──────── Records to process ────────

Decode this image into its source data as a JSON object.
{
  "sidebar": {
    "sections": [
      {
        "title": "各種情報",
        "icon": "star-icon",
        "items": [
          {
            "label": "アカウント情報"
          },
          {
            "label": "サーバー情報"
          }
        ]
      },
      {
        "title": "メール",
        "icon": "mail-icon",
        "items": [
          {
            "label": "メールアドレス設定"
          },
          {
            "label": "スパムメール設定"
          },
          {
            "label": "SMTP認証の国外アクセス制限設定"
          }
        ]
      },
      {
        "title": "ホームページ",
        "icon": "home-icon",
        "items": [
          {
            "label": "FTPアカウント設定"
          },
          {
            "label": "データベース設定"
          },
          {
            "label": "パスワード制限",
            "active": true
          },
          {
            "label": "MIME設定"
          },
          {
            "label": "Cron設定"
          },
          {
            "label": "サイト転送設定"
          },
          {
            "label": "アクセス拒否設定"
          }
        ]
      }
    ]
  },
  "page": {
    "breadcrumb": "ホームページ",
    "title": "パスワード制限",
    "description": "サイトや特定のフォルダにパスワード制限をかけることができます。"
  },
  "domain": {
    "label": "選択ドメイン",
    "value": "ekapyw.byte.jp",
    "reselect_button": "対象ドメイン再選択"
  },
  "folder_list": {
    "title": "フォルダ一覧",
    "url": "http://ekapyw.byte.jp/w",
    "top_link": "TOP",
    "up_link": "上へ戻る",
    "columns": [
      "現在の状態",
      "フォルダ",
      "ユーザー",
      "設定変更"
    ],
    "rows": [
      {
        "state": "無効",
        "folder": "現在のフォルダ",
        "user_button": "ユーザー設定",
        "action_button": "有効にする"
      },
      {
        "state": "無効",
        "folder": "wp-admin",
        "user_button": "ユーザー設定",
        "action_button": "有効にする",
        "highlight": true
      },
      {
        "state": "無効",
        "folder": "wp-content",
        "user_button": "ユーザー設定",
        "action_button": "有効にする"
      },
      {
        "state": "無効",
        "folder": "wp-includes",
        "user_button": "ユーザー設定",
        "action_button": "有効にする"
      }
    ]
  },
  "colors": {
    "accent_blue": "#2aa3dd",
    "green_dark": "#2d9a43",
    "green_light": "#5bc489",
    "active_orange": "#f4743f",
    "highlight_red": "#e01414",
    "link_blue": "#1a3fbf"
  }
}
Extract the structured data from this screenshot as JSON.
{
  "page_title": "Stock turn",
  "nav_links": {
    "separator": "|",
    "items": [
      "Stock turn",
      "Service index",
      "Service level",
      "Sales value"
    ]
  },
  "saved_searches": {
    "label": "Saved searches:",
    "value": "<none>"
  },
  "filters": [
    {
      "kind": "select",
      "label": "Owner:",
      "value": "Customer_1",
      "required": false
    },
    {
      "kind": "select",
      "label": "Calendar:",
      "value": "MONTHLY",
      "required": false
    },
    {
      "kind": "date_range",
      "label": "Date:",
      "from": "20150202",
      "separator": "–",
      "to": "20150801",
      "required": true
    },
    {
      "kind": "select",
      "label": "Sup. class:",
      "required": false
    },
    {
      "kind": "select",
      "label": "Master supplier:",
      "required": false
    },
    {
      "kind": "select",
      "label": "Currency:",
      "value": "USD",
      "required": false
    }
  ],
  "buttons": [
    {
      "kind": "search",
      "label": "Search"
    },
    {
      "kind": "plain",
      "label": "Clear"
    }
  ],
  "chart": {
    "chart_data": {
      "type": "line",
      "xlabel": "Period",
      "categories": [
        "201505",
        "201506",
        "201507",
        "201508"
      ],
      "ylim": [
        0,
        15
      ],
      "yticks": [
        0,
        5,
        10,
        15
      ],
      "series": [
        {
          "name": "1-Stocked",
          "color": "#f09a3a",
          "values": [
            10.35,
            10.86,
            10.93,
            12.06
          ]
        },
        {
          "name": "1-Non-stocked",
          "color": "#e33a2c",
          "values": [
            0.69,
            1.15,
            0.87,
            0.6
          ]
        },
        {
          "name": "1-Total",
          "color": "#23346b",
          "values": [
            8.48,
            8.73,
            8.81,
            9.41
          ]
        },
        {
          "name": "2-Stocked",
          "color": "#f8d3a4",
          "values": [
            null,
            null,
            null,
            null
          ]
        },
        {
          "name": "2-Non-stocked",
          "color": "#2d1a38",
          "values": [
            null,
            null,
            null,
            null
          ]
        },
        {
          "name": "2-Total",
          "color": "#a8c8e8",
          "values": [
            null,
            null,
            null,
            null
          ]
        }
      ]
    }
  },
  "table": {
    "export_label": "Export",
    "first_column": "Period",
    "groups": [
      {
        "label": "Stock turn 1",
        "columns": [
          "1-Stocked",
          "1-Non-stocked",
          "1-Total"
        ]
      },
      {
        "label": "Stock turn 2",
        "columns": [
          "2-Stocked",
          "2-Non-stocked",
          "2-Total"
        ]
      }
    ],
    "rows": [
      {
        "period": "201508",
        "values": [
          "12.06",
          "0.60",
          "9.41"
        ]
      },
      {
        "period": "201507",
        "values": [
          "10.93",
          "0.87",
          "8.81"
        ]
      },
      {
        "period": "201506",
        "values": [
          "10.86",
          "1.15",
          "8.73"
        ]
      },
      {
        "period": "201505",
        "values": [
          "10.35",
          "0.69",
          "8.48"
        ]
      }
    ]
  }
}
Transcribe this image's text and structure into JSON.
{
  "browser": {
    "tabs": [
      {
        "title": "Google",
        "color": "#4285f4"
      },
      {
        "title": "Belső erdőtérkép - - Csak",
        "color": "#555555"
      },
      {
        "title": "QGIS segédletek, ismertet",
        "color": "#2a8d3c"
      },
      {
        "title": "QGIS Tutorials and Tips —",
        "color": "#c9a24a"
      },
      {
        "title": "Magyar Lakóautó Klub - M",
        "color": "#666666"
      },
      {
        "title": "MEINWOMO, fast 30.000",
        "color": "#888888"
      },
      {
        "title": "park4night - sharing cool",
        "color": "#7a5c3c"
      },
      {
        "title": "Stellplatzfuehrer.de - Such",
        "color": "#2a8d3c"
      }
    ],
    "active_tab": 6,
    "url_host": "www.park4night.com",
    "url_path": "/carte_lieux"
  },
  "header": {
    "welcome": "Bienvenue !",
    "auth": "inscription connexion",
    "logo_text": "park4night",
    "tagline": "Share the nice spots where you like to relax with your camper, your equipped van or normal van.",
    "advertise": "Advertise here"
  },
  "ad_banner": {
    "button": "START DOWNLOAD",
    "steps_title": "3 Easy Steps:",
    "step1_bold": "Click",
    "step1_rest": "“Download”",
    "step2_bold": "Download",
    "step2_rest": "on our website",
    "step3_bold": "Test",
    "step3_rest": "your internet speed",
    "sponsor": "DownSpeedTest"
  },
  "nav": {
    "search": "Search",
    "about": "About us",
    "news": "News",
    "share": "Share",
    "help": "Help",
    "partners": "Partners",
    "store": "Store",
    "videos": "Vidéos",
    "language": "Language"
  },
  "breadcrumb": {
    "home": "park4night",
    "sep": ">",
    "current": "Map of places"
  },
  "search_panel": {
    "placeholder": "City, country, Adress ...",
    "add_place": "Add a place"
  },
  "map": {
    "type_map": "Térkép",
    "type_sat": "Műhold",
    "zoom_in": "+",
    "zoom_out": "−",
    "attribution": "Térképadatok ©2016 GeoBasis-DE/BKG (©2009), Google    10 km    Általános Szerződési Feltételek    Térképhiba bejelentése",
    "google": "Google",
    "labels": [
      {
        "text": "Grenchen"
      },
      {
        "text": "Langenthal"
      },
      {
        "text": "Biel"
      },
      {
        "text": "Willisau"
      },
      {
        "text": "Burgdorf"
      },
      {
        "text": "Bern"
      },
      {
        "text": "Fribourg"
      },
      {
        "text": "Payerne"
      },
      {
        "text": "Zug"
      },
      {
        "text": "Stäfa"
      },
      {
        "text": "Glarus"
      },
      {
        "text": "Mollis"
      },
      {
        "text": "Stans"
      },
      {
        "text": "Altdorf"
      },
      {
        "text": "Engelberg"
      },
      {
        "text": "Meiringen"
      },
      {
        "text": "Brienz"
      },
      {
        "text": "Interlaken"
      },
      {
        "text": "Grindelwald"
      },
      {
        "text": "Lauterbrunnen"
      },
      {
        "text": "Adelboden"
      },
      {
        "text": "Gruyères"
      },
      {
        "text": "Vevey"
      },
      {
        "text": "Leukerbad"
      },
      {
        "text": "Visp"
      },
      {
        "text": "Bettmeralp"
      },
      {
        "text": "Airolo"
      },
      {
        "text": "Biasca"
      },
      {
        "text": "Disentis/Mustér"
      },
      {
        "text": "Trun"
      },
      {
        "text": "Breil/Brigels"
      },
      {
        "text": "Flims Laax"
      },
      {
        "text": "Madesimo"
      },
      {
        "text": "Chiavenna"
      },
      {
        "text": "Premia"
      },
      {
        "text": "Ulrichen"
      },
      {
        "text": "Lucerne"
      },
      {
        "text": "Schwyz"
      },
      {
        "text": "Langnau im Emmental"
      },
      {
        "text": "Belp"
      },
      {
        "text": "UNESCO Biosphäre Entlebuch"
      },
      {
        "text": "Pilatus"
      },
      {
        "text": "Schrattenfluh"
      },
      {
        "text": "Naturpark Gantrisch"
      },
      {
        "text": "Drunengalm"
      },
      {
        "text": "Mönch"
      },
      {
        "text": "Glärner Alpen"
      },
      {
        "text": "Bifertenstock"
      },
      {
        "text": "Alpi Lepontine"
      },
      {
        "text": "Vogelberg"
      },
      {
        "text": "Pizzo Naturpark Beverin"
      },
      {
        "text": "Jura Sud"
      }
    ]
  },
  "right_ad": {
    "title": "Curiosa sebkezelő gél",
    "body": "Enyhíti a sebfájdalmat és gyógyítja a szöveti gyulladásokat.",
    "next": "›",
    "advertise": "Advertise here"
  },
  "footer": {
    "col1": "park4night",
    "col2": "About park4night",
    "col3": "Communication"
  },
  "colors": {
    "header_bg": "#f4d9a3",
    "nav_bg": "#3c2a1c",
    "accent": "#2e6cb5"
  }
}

────────

What this task involves: Pick out every line above that holds the word "turn" and copy it.

Full answer:
  "page_title": "Stock turn",
      "Stock turn",
        "label": "Stock turn 1",
        "label": "Stock turn 2",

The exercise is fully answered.